-- Start Data excerpts --

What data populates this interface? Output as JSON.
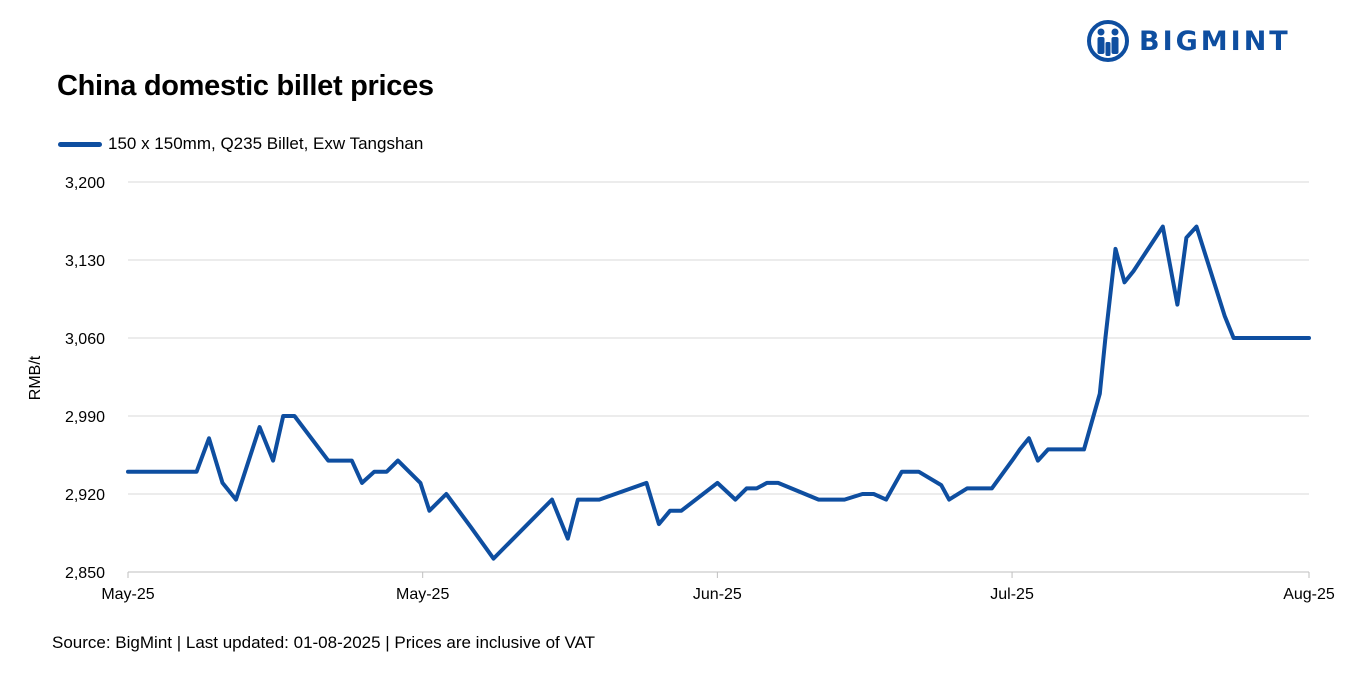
{
  "brand": {
    "name": "BIGMINT",
    "color": "#0e4ea0"
  },
  "footer": {
    "source": "Source: BigMint | Last updated: 01-08-2025 | Prices are inclusive of VAT"
  },
  "chart_data": {
    "type": "line",
    "title": "China domestic billet prices",
    "ylabel": "RMB/t",
    "xlabel": "",
    "ylim": [
      2850,
      3200
    ],
    "yticks": [
      2850,
      2920,
      2990,
      3060,
      3130,
      3200
    ],
    "ytick_labels": [
      "2,850",
      "2,920",
      "2,990",
      "3,060",
      "3,130",
      "3,200"
    ],
    "xlim": [
      0,
      105
    ],
    "xticks": [
      0,
      26.2,
      52.4,
      78.6,
      105
    ],
    "xtick_labels": [
      "May-25",
      "May-25",
      "Jun-25",
      "Jul-25",
      "Aug-25"
    ],
    "grid": "horizontal",
    "legend_position": "top-left",
    "series": [
      {
        "name": "150 x 150mm, Q235 Billet, Exw Tangshan",
        "color": "#0e4ea0",
        "x": [
          0,
          6.1,
          7.2,
          8.4,
          9.6,
          11.7,
          12.9,
          13.8,
          14.8,
          17.8,
          19.9,
          20.8,
          21.9,
          23.0,
          24.0,
          26.0,
          26.8,
          28.3,
          30.5,
          32.5,
          37.7,
          39.1,
          40.0,
          41.9,
          46.1,
          47.2,
          48.2,
          49.2,
          52.4,
          54.0,
          55.0,
          55.9,
          56.8,
          57.8,
          61.4,
          62.3,
          63.7,
          65.3,
          66.3,
          67.4,
          68.8,
          70.3,
          72.3,
          73.0,
          74.6,
          76.8,
          78.6,
          79.3,
          80.1,
          80.9,
          81.8,
          85.0,
          86.4,
          86.9,
          87.8,
          88.6,
          89.4,
          92.0,
          93.3,
          94.1,
          95.0,
          97.5,
          98.3,
          99.3,
          100.0,
          100.7,
          101.4,
          105.0
        ],
        "values": [
          2940,
          2940,
          2970,
          2930,
          2915,
          2980,
          2950,
          2990,
          2990,
          2950,
          2950,
          2930,
          2940,
          2940,
          2950,
          2930,
          2905,
          2920,
          2890,
          2862,
          2915,
          2880,
          2915,
          2915,
          2930,
          2893,
          2905,
          2905,
          2930,
          2915,
          2925,
          2925,
          2930,
          2930,
          2915,
          2915,
          2915,
          2920,
          2920,
          2915,
          2940,
          2940,
          2928,
          2915,
          2925,
          2925,
          2950,
          2960,
          2970,
          2950,
          2960,
          2960,
          3010,
          3060,
          3140,
          3110,
          3120,
          3160,
          3090,
          3150,
          3160,
          3080,
          3060,
          3060,
          3060,
          3060,
          3060,
          3060
        ]
      }
    ]
  }
}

-- End Data excerpts --

-- Job --
Write the entries above out again exactly, but not the pictures.

-- In response --
What data populates this interface? Output as JSON.
{
  "brand": {
    "name": "BIGMINT",
    "color": "#0e4ea0"
  },
  "footer": {
    "source": "Source: BigMint | Last updated: 01-08-2025 | Prices are inclusive of VAT"
  },
  "chart_data": {
    "type": "line",
    "title": "China domestic billet prices",
    "ylabel": "RMB/t",
    "xlabel": "",
    "ylim": [
      2850,
      3200
    ],
    "yticks": [
      2850,
      2920,
      2990,
      3060,
      3130,
      3200
    ],
    "ytick_labels": [
      "2,850",
      "2,920",
      "2,990",
      "3,060",
      "3,130",
      "3,200"
    ],
    "xlim": [
      0,
      105
    ],
    "xticks": [
      0,
      26.2,
      52.4,
      78.6,
      105
    ],
    "xtick_labels": [
      "May-25",
      "May-25",
      "Jun-25",
      "Jul-25",
      "Aug-25"
    ],
    "grid": "horizontal",
    "legend_position": "top-left",
    "series": [
      {
        "name": "150 x 150mm, Q235 Billet, Exw Tangshan",
        "color": "#0e4ea0",
        "x": [
          0,
          6.1,
          7.2,
          8.4,
          9.6,
          11.7,
          12.9,
          13.8,
          14.8,
          17.8,
          19.9,
          20.8,
          21.9,
          23.0,
          24.0,
          26.0,
          26.8,
          28.3,
          30.5,
          32.5,
          37.7,
          39.1,
          40.0,
          41.9,
          46.1,
          47.2,
          48.2,
          49.2,
          52.4,
          54.0,
          55.0,
          55.9,
          56.8,
          57.8,
          61.4,
          62.3,
          63.7,
          65.3,
          66.3,
          67.4,
          68.8,
          70.3,
          72.3,
          73.0,
          74.6,
          76.8,
          78.6,
          79.3,
          80.1,
          80.9,
          81.8,
          85.0,
          86.4,
          86.9,
          87.8,
          88.6,
          89.4,
          92.0,
          93.3,
          94.1,
          95.0,
          97.5,
          98.3,
          99.3,
          100.0,
          100.7,
          101.4,
          105.0
        ],
        "values": [
          2940,
          2940,
          2970,
          2930,
          2915,
          2980,
          2950,
          2990,
          2990,
          2950,
          2950,
          2930,
          2940,
          2940,
          2950,
          2930,
          2905,
          2920,
          2890,
          2862,
          2915,
          2880,
          2915,
          2915,
          2930,
          2893,
          2905,
          2905,
          2930,
          2915,
          2925,
          2925,
          2930,
          2930,
          2915,
          2915,
          2915,
          2920,
          2920,
          2915,
          2940,
          2940,
          2928,
          2915,
          2925,
          2925,
          2950,
          2960,
          2970,
          2950,
          2960,
          2960,
          3010,
          3060,
          3140,
          3110,
          3120,
          3160,
          3090,
          3150,
          3160,
          3080,
          3060,
          3060,
          3060,
          3060,
          3060,
          3060
        ]
      }
    ]
  }
}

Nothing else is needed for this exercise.